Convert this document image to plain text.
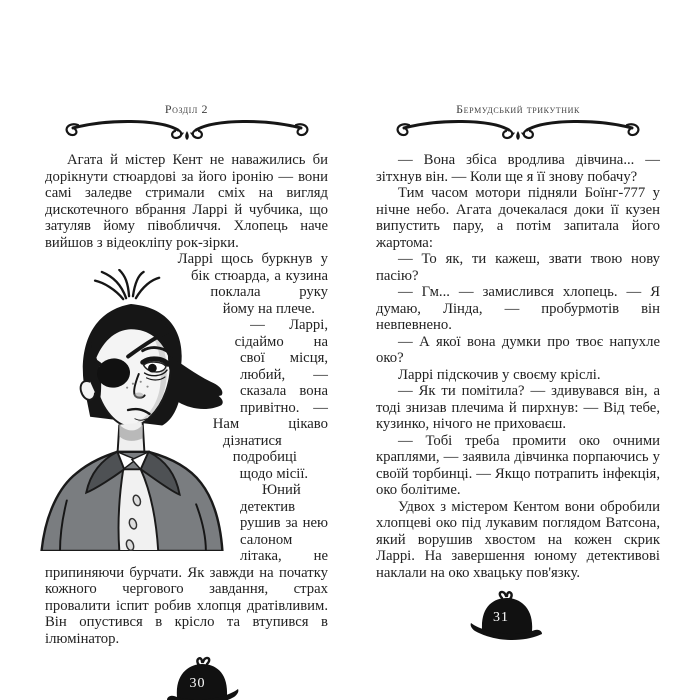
Розділ 2

Агата й містер Кент не наважились би дорікнути стюардові за його іронію — вони самі заледве стримали сміх на вигляд дискотечного вбрання Ларрі й чубчика, що затуляв йому півобличчя. Хлопець наче вийшов з відеокліпу рок-зірки.

Ларрі щось буркнув у бік стюарда, а кузина поклала руку йому на плече.

— Ларрі, сідаймо на свої місця, любий, — сказала вона привітно. — Нам цікаво дізнатися подробиці щодо місії.

Юний детектив рушив за нею салоном літака, не припиняючи бурчати. Як завжди на початку кожного чергового завдання, страх провалити іспит робив хлопця дратівливим. Він опустився в крісло та втупився в ілюмінатор.

30
Бермудський трикутник

— Вона збіса вродлива дівчина... — зітхнув він. — Коли ще я її знову побачу?

Тим часом мотори підняли Боїнг-777 у нічне небо. Агата дочекалася доки її кузен випустить пару, а потім запитала його жартома:

— То як, ти кажеш, звати твою нову пасію?

— Гм... — замислився хлопець. — Я думаю, Лінда, — пробурмотів він невпевнено.

— А якої вона думки про твоє напухле око?

Ларрі підскочив у своєму кріслі.

— Як ти помітила? — здивувався він, а тоді знизав плечима й пирхнув: — Від тебе, кузинко, нічого не приховаєш.

— Тобі треба промити око очними краплями, — заявила дівчинка порпаючись у своїй торбинці. — Якщо потрапить інфекція, око болітиме.

Удвох з містером Кентом вони обробили хлопцеві око під лукавим поглядом Ватсона, який ворушив хвостом на кожен скрик Ларрі. На завершення юному детективові наклали на око хвацьку пов'язку.

31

======

> TASK DESCRIPTION
Go through the lines above. Select every one that has the string "йому".

> RESULT OF THIS TASK
Агата й містер Кент не наважились би дорікнути стюардові за його іронію — вони самі заледве стримали сміх на вигляд дискотечного вбрання Ларрі й чубчика, що затуляв йому півобличчя. Хлопець наче вийшов з відеокліпу рок-зірки.
Ларрі щось буркнув у бік стюарда, а кузина поклала руку йому на плече.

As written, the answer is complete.